** BEGIN **

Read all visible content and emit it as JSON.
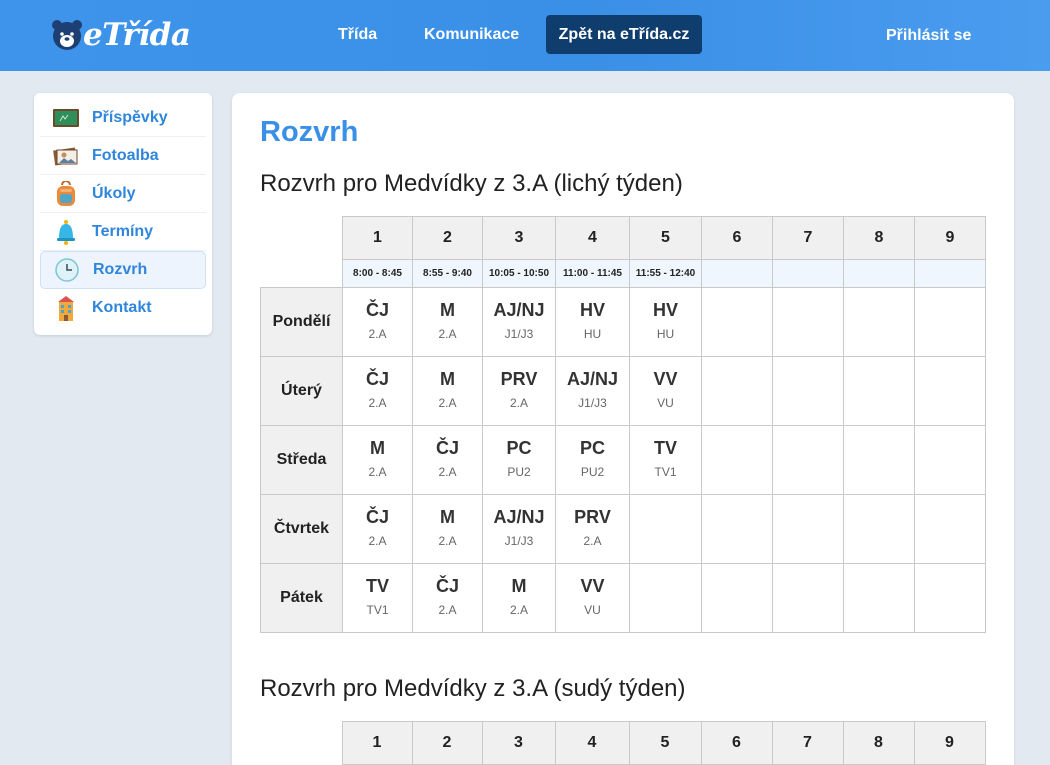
{
  "header": {
    "logo_text": "eTřída",
    "nav": [
      "Třída",
      "Komunikace"
    ],
    "back_button": "Zpět na eTřída.cz",
    "login": "Přihlásit se"
  },
  "sidebar": {
    "items": [
      {
        "label": "Příspěvky",
        "icon": "blackboard-icon",
        "active": false
      },
      {
        "label": "Fotoalba",
        "icon": "photo-album-icon",
        "active": false
      },
      {
        "label": "Úkoly",
        "icon": "backpack-icon",
        "active": false
      },
      {
        "label": "Termíny",
        "icon": "bell-icon",
        "active": false
      },
      {
        "label": "Rozvrh",
        "icon": "clock-icon",
        "active": true
      },
      {
        "label": "Kontakt",
        "icon": "school-building-icon",
        "active": false
      }
    ]
  },
  "main": {
    "title": "Rozvrh",
    "weeks": [
      {
        "title": "Rozvrh pro Medvídky z 3.A (lichý týden)",
        "periods": [
          "1",
          "2",
          "3",
          "4",
          "5",
          "6",
          "7",
          "8",
          "9"
        ],
        "times": [
          "8:00 - 8:45",
          "8:55 - 9:40",
          "10:05 - 10:50",
          "11:00 - 11:45",
          "11:55 - 12:40",
          "",
          "",
          "",
          ""
        ],
        "days": [
          {
            "name": "Pondělí",
            "lessons": [
              {
                "subject": "ČJ",
                "room": "2.A"
              },
              {
                "subject": "M",
                "room": "2.A"
              },
              {
                "subject": "AJ/NJ",
                "room": "J1/J3"
              },
              {
                "subject": "HV",
                "room": "HU"
              },
              {
                "subject": "HV",
                "room": "HU"
              },
              null,
              null,
              null,
              null
            ]
          },
          {
            "name": "Úterý",
            "lessons": [
              {
                "subject": "ČJ",
                "room": "2.A"
              },
              {
                "subject": "M",
                "room": "2.A"
              },
              {
                "subject": "PRV",
                "room": "2.A"
              },
              {
                "subject": "AJ/NJ",
                "room": "J1/J3"
              },
              {
                "subject": "VV",
                "room": "VU"
              },
              null,
              null,
              null,
              null
            ]
          },
          {
            "name": "Středa",
            "lessons": [
              {
                "subject": "M",
                "room": "2.A"
              },
              {
                "subject": "ČJ",
                "room": "2.A"
              },
              {
                "subject": "PC",
                "room": "PU2"
              },
              {
                "subject": "PC",
                "room": "PU2"
              },
              {
                "subject": "TV",
                "room": "TV1"
              },
              null,
              null,
              null,
              null
            ]
          },
          {
            "name": "Čtvrtek",
            "lessons": [
              {
                "subject": "ČJ",
                "room": "2.A"
              },
              {
                "subject": "M",
                "room": "2.A"
              },
              {
                "subject": "AJ/NJ",
                "room": "J1/J3"
              },
              {
                "subject": "PRV",
                "room": "2.A"
              },
              null,
              null,
              null,
              null,
              null
            ]
          },
          {
            "name": "Pátek",
            "lessons": [
              {
                "subject": "TV",
                "room": "TV1"
              },
              {
                "subject": "ČJ",
                "room": "2.A"
              },
              {
                "subject": "M",
                "room": "2.A"
              },
              {
                "subject": "VV",
                "room": "VU"
              },
              null,
              null,
              null,
              null,
              null
            ]
          }
        ]
      },
      {
        "title": "Rozvrh pro Medvídky z 3.A (sudý týden)",
        "periods": [
          "1",
          "2",
          "3",
          "4",
          "5",
          "6",
          "7",
          "8",
          "9"
        ]
      }
    ]
  },
  "colors": {
    "header_blue": "#3e94ea",
    "accent_blue": "#3990e6",
    "back_button_bg": "#0f3e6e",
    "page_bg": "#e3e9f1"
  }
}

** END **

### [Requirements]
Scan the material above for the word "name". Copy each line where it occurs.

### [Output for this exercise]
            "name": "Pondělí",
            "name": "Úterý",
            "name": "Středa",
            "name": "Čtvrtek",
            "name": "Pátek",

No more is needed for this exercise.